**What the task asks**
Filter the entries below, keeping every line that has the word "title".

>> START

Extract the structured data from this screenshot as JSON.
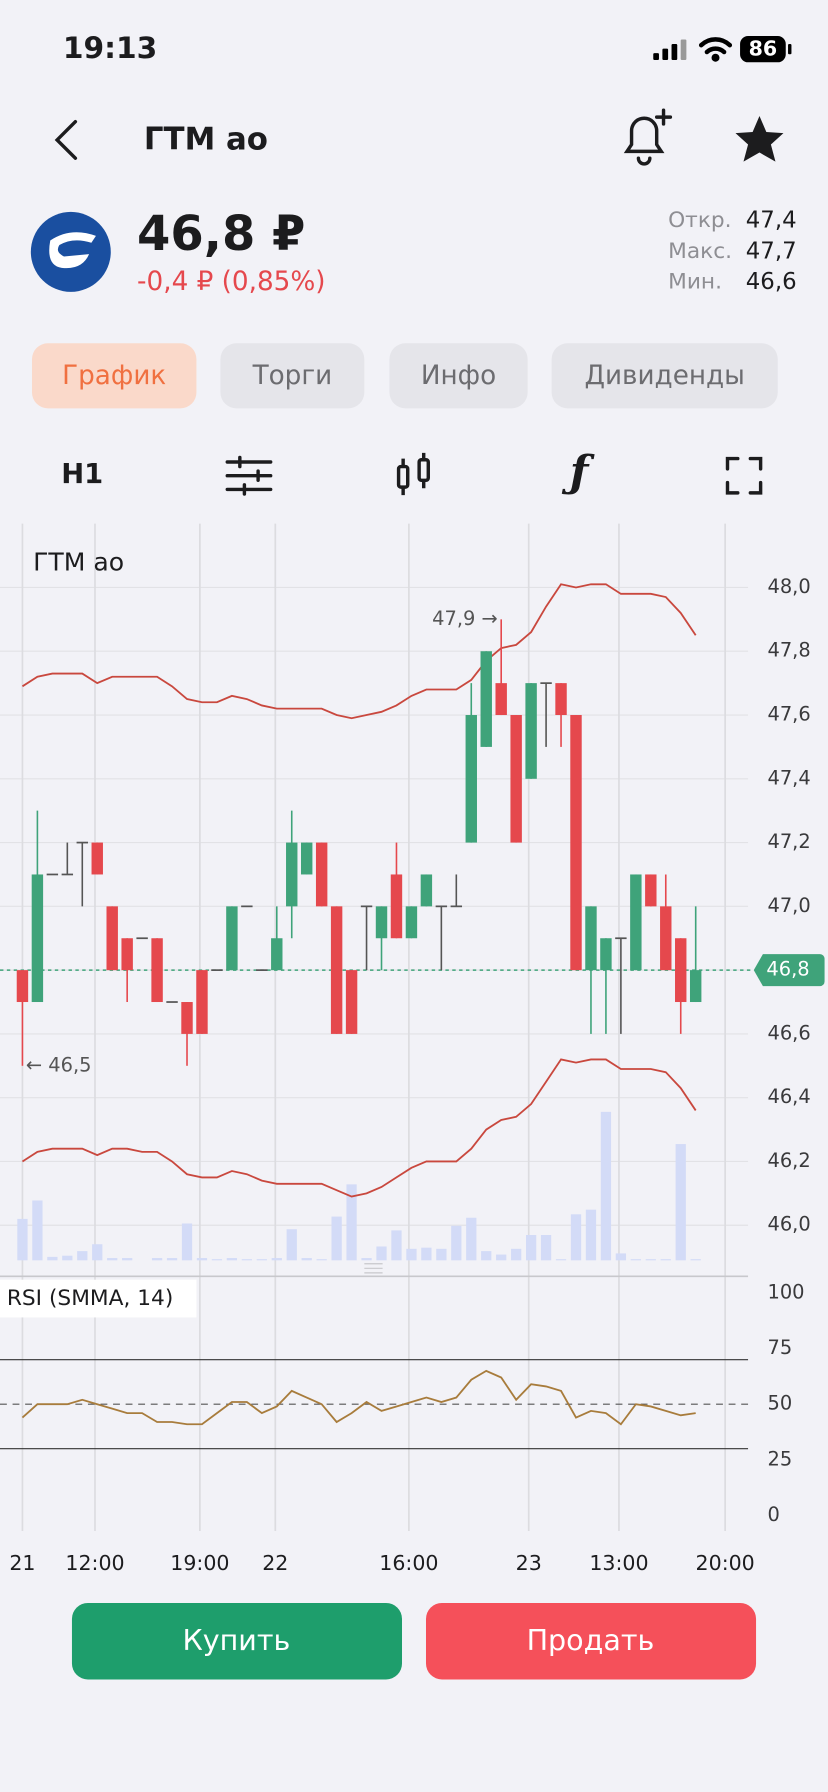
{
  "status_bar": {
    "time": "19:13",
    "battery": "86"
  },
  "header": {
    "title": "ГТМ ао"
  },
  "quote": {
    "price": "46,8 ₽",
    "change": "-0,4 ₽ (0,85%)",
    "stats": [
      {
        "label": "Откр.",
        "value": "47,4"
      },
      {
        "label": "Макс.",
        "value": "47,7"
      },
      {
        "label": "Мин.",
        "value": "46,6"
      }
    ]
  },
  "tabs": [
    {
      "label": "График",
      "active": true
    },
    {
      "label": "Торги",
      "active": false
    },
    {
      "label": "Инфо",
      "active": false
    },
    {
      "label": "Дивиденды",
      "active": false
    }
  ],
  "toolbar": {
    "interval": "H1"
  },
  "chart_data": [
    {
      "type": "candlestick",
      "title": "ГТМ ао",
      "open": [
        46.8,
        46.7,
        47.1,
        47.1,
        47.2,
        47.2,
        47.0,
        46.9,
        46.9,
        46.9,
        46.7,
        46.7,
        46.8,
        46.8,
        46.8,
        47.0,
        46.8,
        46.8,
        47.0,
        47.1,
        47.2,
        47.0,
        46.8,
        47.0,
        46.9,
        47.1,
        46.9,
        47.0,
        47.0,
        47.0,
        47.2,
        47.5,
        47.7,
        47.6,
        47.4,
        47.7,
        47.7,
        47.6,
        46.8,
        46.8,
        46.9,
        46.8,
        47.1,
        47.0,
        46.9,
        46.7
      ],
      "high": [
        46.8,
        47.3,
        47.1,
        47.2,
        47.2,
        47.2,
        47.0,
        46.9,
        46.9,
        46.9,
        46.7,
        46.7,
        46.8,
        46.8,
        47.0,
        47.0,
        46.8,
        47.0,
        47.3,
        47.2,
        47.2,
        47.0,
        46.8,
        47.0,
        47.0,
        47.2,
        47.0,
        47.1,
        47.0,
        47.1,
        47.7,
        47.8,
        47.9,
        47.6,
        47.7,
        47.7,
        47.7,
        47.6,
        47.0,
        46.9,
        46.9,
        47.1,
        47.1,
        47.1,
        46.9,
        47.0
      ],
      "low": [
        46.5,
        46.7,
        47.1,
        47.1,
        47.0,
        47.1,
        46.8,
        46.7,
        46.9,
        46.7,
        46.7,
        46.5,
        46.6,
        46.8,
        46.8,
        47.0,
        46.8,
        46.8,
        46.9,
        47.1,
        47.0,
        46.6,
        46.6,
        46.8,
        46.8,
        46.9,
        46.9,
        47.0,
        46.8,
        47.0,
        47.2,
        47.5,
        47.6,
        47.2,
        47.4,
        47.5,
        47.5,
        46.8,
        46.6,
        46.6,
        46.6,
        46.8,
        47.0,
        46.8,
        46.6,
        46.7
      ],
      "close": [
        46.7,
        47.1,
        47.1,
        47.1,
        47.2,
        47.1,
        46.8,
        46.8,
        46.9,
        46.7,
        46.7,
        46.6,
        46.6,
        46.8,
        47.0,
        47.0,
        46.8,
        46.9,
        47.2,
        47.2,
        47.0,
        46.6,
        46.6,
        47.0,
        47.0,
        46.9,
        47.0,
        47.1,
        47.0,
        47.0,
        47.6,
        47.8,
        47.6,
        47.2,
        47.7,
        47.7,
        47.6,
        46.8,
        47.0,
        46.9,
        46.9,
        47.1,
        47.0,
        46.8,
        46.7,
        46.8
      ],
      "volume": [
        36,
        52,
        3,
        4,
        8,
        14,
        2,
        2,
        0,
        2,
        2,
        32,
        2,
        1,
        2,
        1,
        1,
        2,
        27,
        2,
        1,
        38,
        66,
        2,
        12,
        26,
        10,
        11,
        10,
        30,
        37,
        8,
        5,
        10,
        22,
        22,
        1,
        40,
        44,
        129,
        6,
        1,
        1,
        1,
        101,
        1
      ],
      "series": [
        {
          "color": "#c9483e",
          "values": [
            47.69,
            47.72,
            47.73,
            47.73,
            47.73,
            47.7,
            47.72,
            47.72,
            47.72,
            47.72,
            47.69,
            47.65,
            47.64,
            47.64,
            47.66,
            47.65,
            47.63,
            47.62,
            47.62,
            47.62,
            47.62,
            47.6,
            47.59,
            47.6,
            47.61,
            47.63,
            47.66,
            47.68,
            47.68,
            47.68,
            47.71,
            47.77,
            47.81,
            47.82,
            47.86,
            47.94,
            48.01,
            48.0,
            48.01,
            48.01,
            47.98,
            47.98,
            47.98,
            47.97,
            47.92,
            47.85
          ]
        },
        {
          "color": "#c9483e",
          "values": [
            46.2,
            46.23,
            46.24,
            46.24,
            46.24,
            46.22,
            46.24,
            46.24,
            46.23,
            46.23,
            46.2,
            46.16,
            46.15,
            46.15,
            46.17,
            46.16,
            46.14,
            46.13,
            46.13,
            46.13,
            46.13,
            46.11,
            46.09,
            46.1,
            46.12,
            46.15,
            46.18,
            46.2,
            46.2,
            46.2,
            46.24,
            46.3,
            46.33,
            46.34,
            46.38,
            46.45,
            46.52,
            46.51,
            46.52,
            46.52,
            46.49,
            46.49,
            46.49,
            46.48,
            46.43,
            46.36
          ]
        }
      ],
      "up_color": "#3fa37a",
      "down_color": "#e5484d",
      "volume_color": "#d3dbf7",
      "last_price": {
        "value": 46.8,
        "label": "46,8"
      },
      "annotations": [
        {
          "value": 47.9,
          "label": "47,9 →"
        },
        {
          "value": 46.5,
          "label": "← 46,5"
        }
      ],
      "ylim": [
        45.89,
        48.2
      ],
      "yticks": [
        {
          "value": 48.0,
          "label": "48,0"
        },
        {
          "value": 47.8,
          "label": "47,8"
        },
        {
          "value": 47.6,
          "label": "47,6"
        },
        {
          "value": 47.4,
          "label": "47,4"
        },
        {
          "value": 47.2,
          "label": "47,2"
        },
        {
          "value": 47.0,
          "label": "47,0"
        },
        {
          "value": 46.8,
          "label": "46,8"
        },
        {
          "value": 46.6,
          "label": "46,6"
        },
        {
          "value": 46.4,
          "label": "46,4"
        },
        {
          "value": 46.2,
          "label": "46,2"
        },
        {
          "value": 46.0,
          "label": "46,0"
        }
      ],
      "xlim": [
        -1.5,
        48.5
      ],
      "xticks": [
        {
          "value": 0,
          "label": "21"
        },
        {
          "value": 4.85,
          "label": "12:00"
        },
        {
          "value": 11.86,
          "label": "19:00"
        },
        {
          "value": 16.9,
          "label": "22"
        },
        {
          "value": 25.83,
          "label": "16:00"
        },
        {
          "value": 33.84,
          "label": "23"
        },
        {
          "value": 39.87,
          "label": "13:00"
        },
        {
          "value": 46.97,
          "label": "20:00"
        }
      ],
      "grid": true
    },
    {
      "type": "line",
      "title": "RSI (SMMA, 14)",
      "color": "#a87c3c",
      "values": [
        44,
        50,
        50,
        50,
        52,
        50,
        48,
        46,
        46,
        42,
        42,
        41,
        41,
        46,
        51,
        51,
        46,
        49,
        56,
        53,
        50,
        42,
        46,
        51,
        47,
        49,
        51,
        53,
        51,
        53,
        61,
        65,
        62,
        52,
        59,
        58,
        56,
        44,
        47,
        46,
        41,
        50,
        49,
        47,
        45,
        46
      ],
      "levels": [
        70,
        50,
        30
      ],
      "ylim": [
        -7,
        107
      ],
      "yticks": [
        100,
        75,
        50,
        25,
        0
      ],
      "xlim": [
        -1.5,
        48.5
      ]
    }
  ],
  "buttons": {
    "buy": "Купить",
    "sell": "Продать"
  }
}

>> END

**The solution**
    "title": "ГТМ ао"
      "title": "ГТМ ао",
      "title": "RSI (SMMA, 14)",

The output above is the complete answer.